§ **STATED PROBLEM**:
Below is a block of records; return all of them exactly, but without the images.
[begin EXERCISE MATERIAL]
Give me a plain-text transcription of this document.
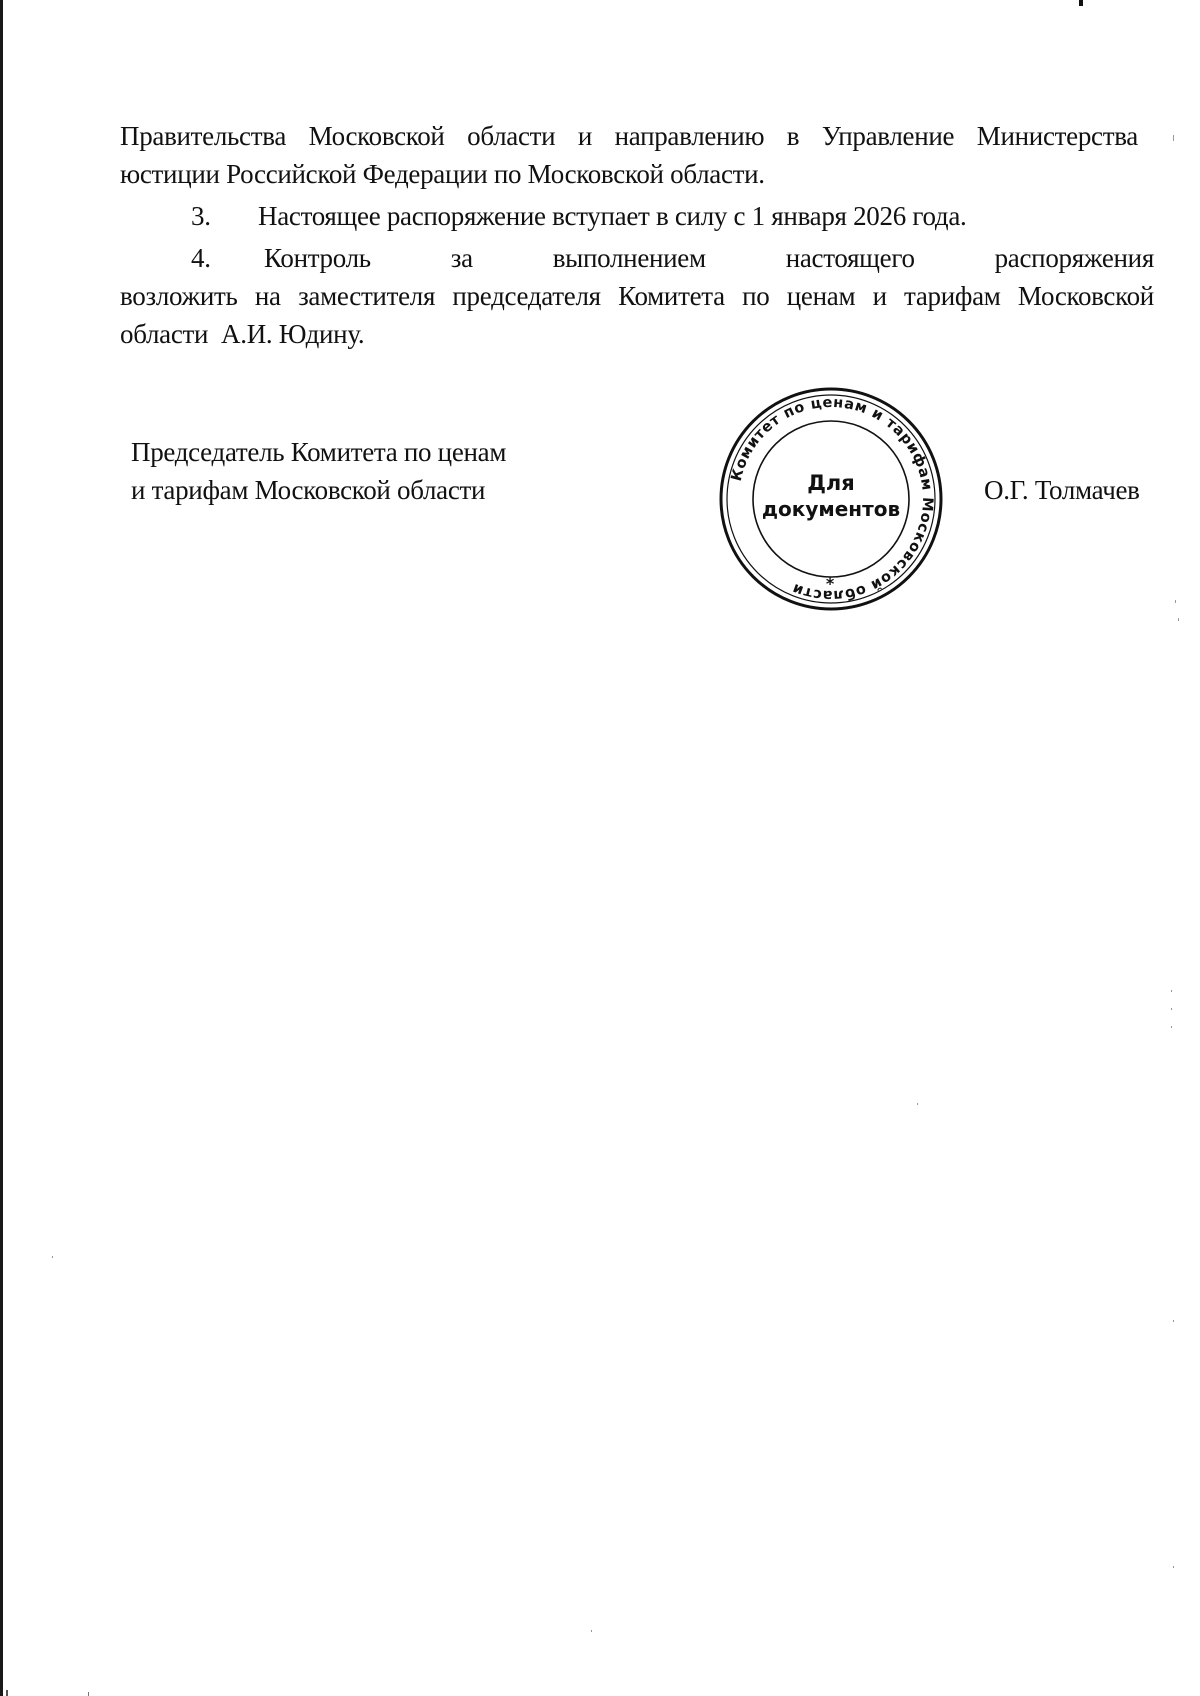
Правительства Московской области и направлению в Управление Министерства
юстиции Российской Федерации по Московской области.
3. Настоящее распоряжение вступает в силу с 1 января 2026 года.
4. Контроль	за	выполнением	настоящего	распоряжения
возложить на заместителя председателя Комитета по ценам и тарифам Московской
области  А.И. Юдину.
Председатель Комитета по ценам
и тарифам Московской области	О.Г. Толмачев
Комитет по ценам и тарифам Московской области
Для
документов
*
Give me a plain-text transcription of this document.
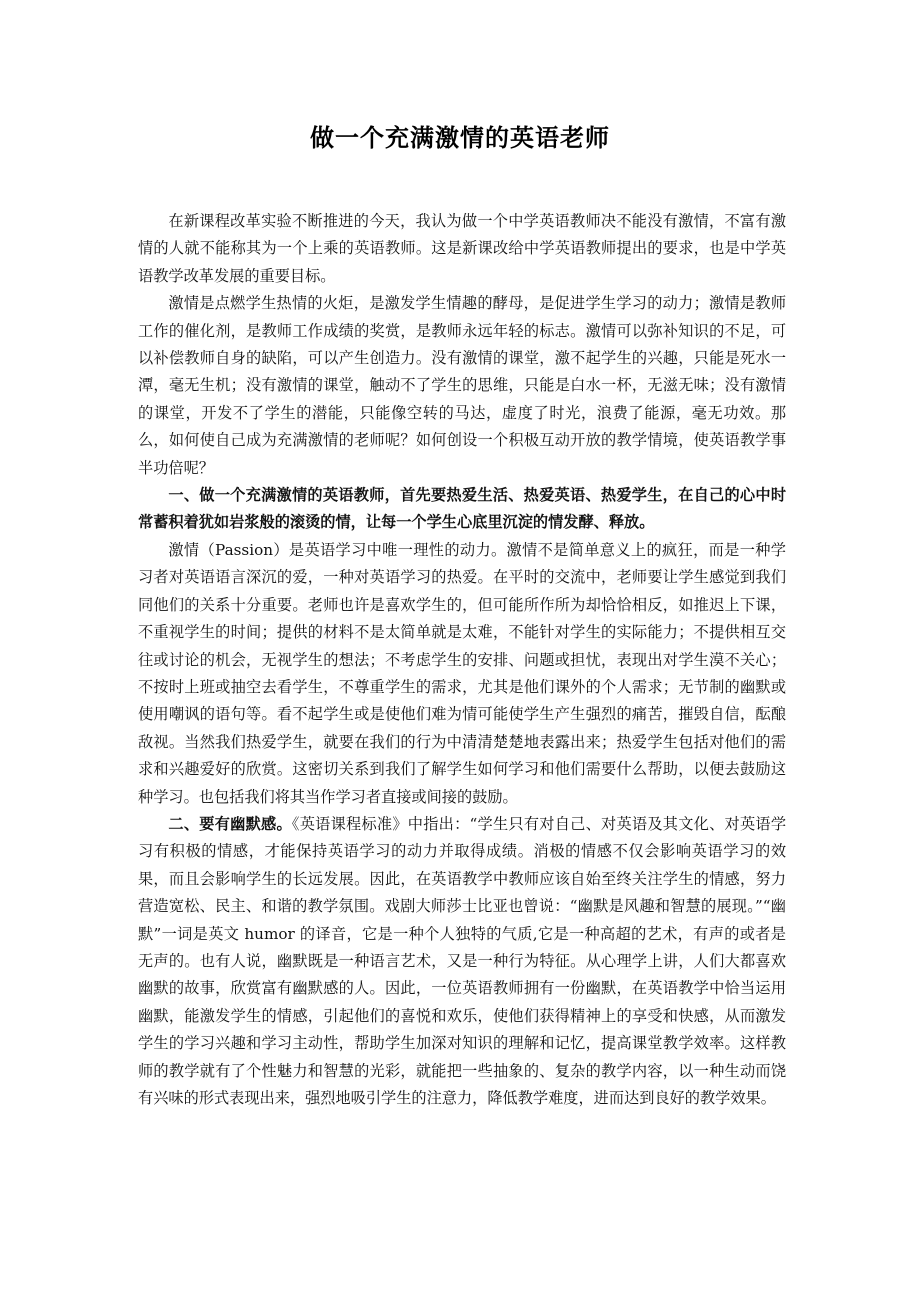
做一个充满激情的英语老师

在新课程改革实验不断推进的今天，我认为做一个中学英语教师决不能没有激情，不富有激情的人就不能称其为一个上乘的英语教师。这是新课改给中学英语教师提出的要求，也是中学英语教学改革发展的重要目标。

激情是点燃学生热情的火炬，是激发学生情趣的酵母，是促进学生学习的动力；激情是教师工作的催化剂，是教师工作成绩的奖赏，是教师永远年轻的标志。激情可以弥补知识的不足，可以补偿教师自身的缺陷，可以产生创造力。没有激情的课堂，激不起学生的兴趣，只能是死水一潭，毫无生机；没有激情的课堂，触动不了学生的思维，只能是白水一杯，无滋无味；没有激情的课堂，开发不了学生的潜能，只能像空转的马达，虚度了时光，浪费了能源，毫无功效。那么，如何使自己成为充满激情的老师呢？如何创设一个积极互动开放的教学情境，使英语教学事半功倍呢？

一、做一个充满激情的英语教师，首先要热爱生活、热爱英语、热爱学生，在自己的心中时常蓄积着犹如岩浆般的滚烫的情，让每一个学生心底里沉淀的情发酵、释放。

激情（Passion）是英语学习中唯一理性的动力。激情不是简单意义上的疯狂，而是一种学习者对英语语言深沉的爱，一种对英语学习的热爱。在平时的交流中，老师要让学生感觉到我们同他们的关系十分重要。老师也许是喜欢学生的，但可能所作所为却恰恰相反，如推迟上下课，不重视学生的时间；提供的材料不是太简单就是太难，不能针对学生的实际能力；不提供相互交往或讨论的机会，无视学生的想法；不考虑学生的安排、问题或担忧，表现出对学生漠不关心；不按时上班或抽空去看学生，不尊重学生的需求，尤其是他们课外的个人需求；无节制的幽默或使用嘲讽的语句等。看不起学生或是使他们难为情可能使学生产生强烈的痛苦，摧毁自信，酝酿敌视。当然我们热爱学生，就要在我们的行为中清清楚楚地表露出来；热爱学生包括对他们的需求和兴趣爱好的欣赏。这密切关系到我们了解学生如何学习和他们需要什么帮助，以便去鼓励这种学习。也包括我们将其当作学习者直接或间接的鼓励。

二、要有幽默感。《英语课程标准》中指出：“学生只有对自己、对英语及其文化、对英语学习有积极的情感，才能保持英语学习的动力并取得成绩。消极的情感不仅会影响英语学习的效果，而且会影响学生的长远发展。因此，在英语教学中教师应该自始至终关注学生的情感，努力营造宽松、民主、和谐的教学氛围。戏剧大师莎士比亚也曾说：“幽默是风趣和智慧的展现。”“幽默”一词是英文 humor 的译音，它是一种个人独特的气质,它是一种高超的艺术，有声的或者是无声的。也有人说，幽默既是一种语言艺术，又是一种行为特征。从心理学上讲，人们大都喜欢幽默的故事，欣赏富有幽默感的人。因此，一位英语教师拥有一份幽默，在英语教学中恰当运用幽默，能激发学生的情感，引起他们的喜悦和欢乐，使他们获得精神上的享受和快感，从而激发学生的学习兴趣和学习主动性，帮助学生加深对知识的理解和记忆，提高课堂教学效率。这样教师的教学就有了个性魅力和智慧的光彩，就能把一些抽象的、复杂的教学内容，以一种生动而饶有兴味的形式表现出来，强烈地吸引学生的注意力，降低教学难度，进而达到良好的教学效果。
[end EXERCISE MATERIAL]
§ **TASK RESPONSE**:
Give me a plain-text transcription of this document.
Правительства Московской области и направлению в Управление Министерства
юстиции Российской Федерации по Московской области.
3. Настоящее распоряжение вступает в силу с 1 января 2026 года.
4. Контроль	за	выполнением	настоящего	распоряжения
возложить на заместителя председателя Комитета по ценам и тарифам Московской
области  А.И. Юдину.
Председатель Комитета по ценам
и тарифам Московской области	О.Г. Толмачев
Комитет по ценам и тарифам Московской области
Для
документов
*
Give me a plain-text transcription of this document.
做一个充满激情的英语老师

在新课程改革实验不断推进的今天，我认为做一个中学英语教师决不能没有激情，不富有激情的人就不能称其为一个上乘的英语教师。这是新课改给中学英语教师提出的要求，也是中学英语教学改革发展的重要目标。

激情是点燃学生热情的火炬，是激发学生情趣的酵母，是促进学生学习的动力；激情是教师工作的催化剂，是教师工作成绩的奖赏，是教师永远年轻的标志。激情可以弥补知识的不足，可以补偿教师自身的缺陷，可以产生创造力。没有激情的课堂，激不起学生的兴趣，只能是死水一潭，毫无生机；没有激情的课堂，触动不了学生的思维，只能是白水一杯，无滋无味；没有激情的课堂，开发不了学生的潜能，只能像空转的马达，虚度了时光，浪费了能源，毫无功效。那么，如何使自己成为充满激情的老师呢？如何创设一个积极互动开放的教学情境，使英语教学事半功倍呢？

一、做一个充满激情的英语教师，首先要热爱生活、热爱英语、热爱学生，在自己的心中时常蓄积着犹如岩浆般的滚烫的情，让每一个学生心底里沉淀的情发酵、释放。

激情（Passion）是英语学习中唯一理性的动力。激情不是简单意义上的疯狂，而是一种学习者对英语语言深沉的爱，一种对英语学习的热爱。在平时的交流中，老师要让学生感觉到我们同他们的关系十分重要。老师也许是喜欢学生的，但可能所作所为却恰恰相反，如推迟上下课，不重视学生的时间；提供的材料不是太简单就是太难，不能针对学生的实际能力；不提供相互交往或讨论的机会，无视学生的想法；不考虑学生的安排、问题或担忧，表现出对学生漠不关心；不按时上班或抽空去看学生，不尊重学生的需求，尤其是他们课外的个人需求；无节制的幽默或使用嘲讽的语句等。看不起学生或是使他们难为情可能使学生产生强烈的痛苦，摧毁自信，酝酿敌视。当然我们热爱学生，就要在我们的行为中清清楚楚地表露出来；热爱学生包括对他们的需求和兴趣爱好的欣赏。这密切关系到我们了解学生如何学习和他们需要什么帮助，以便去鼓励这种学习。也包括我们将其当作学习者直接或间接的鼓励。

二、要有幽默感。《英语课程标准》中指出：“学生只有对自己、对英语及其文化、对英语学习有积极的情感，才能保持英语学习的动力并取得成绩。消极的情感不仅会影响英语学习的效果，而且会影响学生的长远发展。因此，在英语教学中教师应该自始至终关注学生的情感，努力营造宽松、民主、和谐的教学氛围。戏剧大师莎士比亚也曾说：“幽默是风趣和智慧的展现。”“幽默”一词是英文 humor 的译音，它是一种个人独特的气质,它是一种高超的艺术，有声的或者是无声的。也有人说，幽默既是一种语言艺术，又是一种行为特征。从心理学上讲，人们大都喜欢幽默的故事，欣赏富有幽默感的人。因此，一位英语教师拥有一份幽默，在英语教学中恰当运用幽默，能激发学生的情感，引起他们的喜悦和欢乐，使他们获得精神上的享受和快感，从而激发学生的学习兴趣和学习主动性，帮助学生加深对知识的理解和记忆，提高课堂教学效率。这样教师的教学就有了个性魅力和智慧的光彩，就能把一些抽象的、复杂的教学内容，以一种生动而饶有兴味的形式表现出来，强烈地吸引学生的注意力，降低教学难度，进而达到良好的教学效果。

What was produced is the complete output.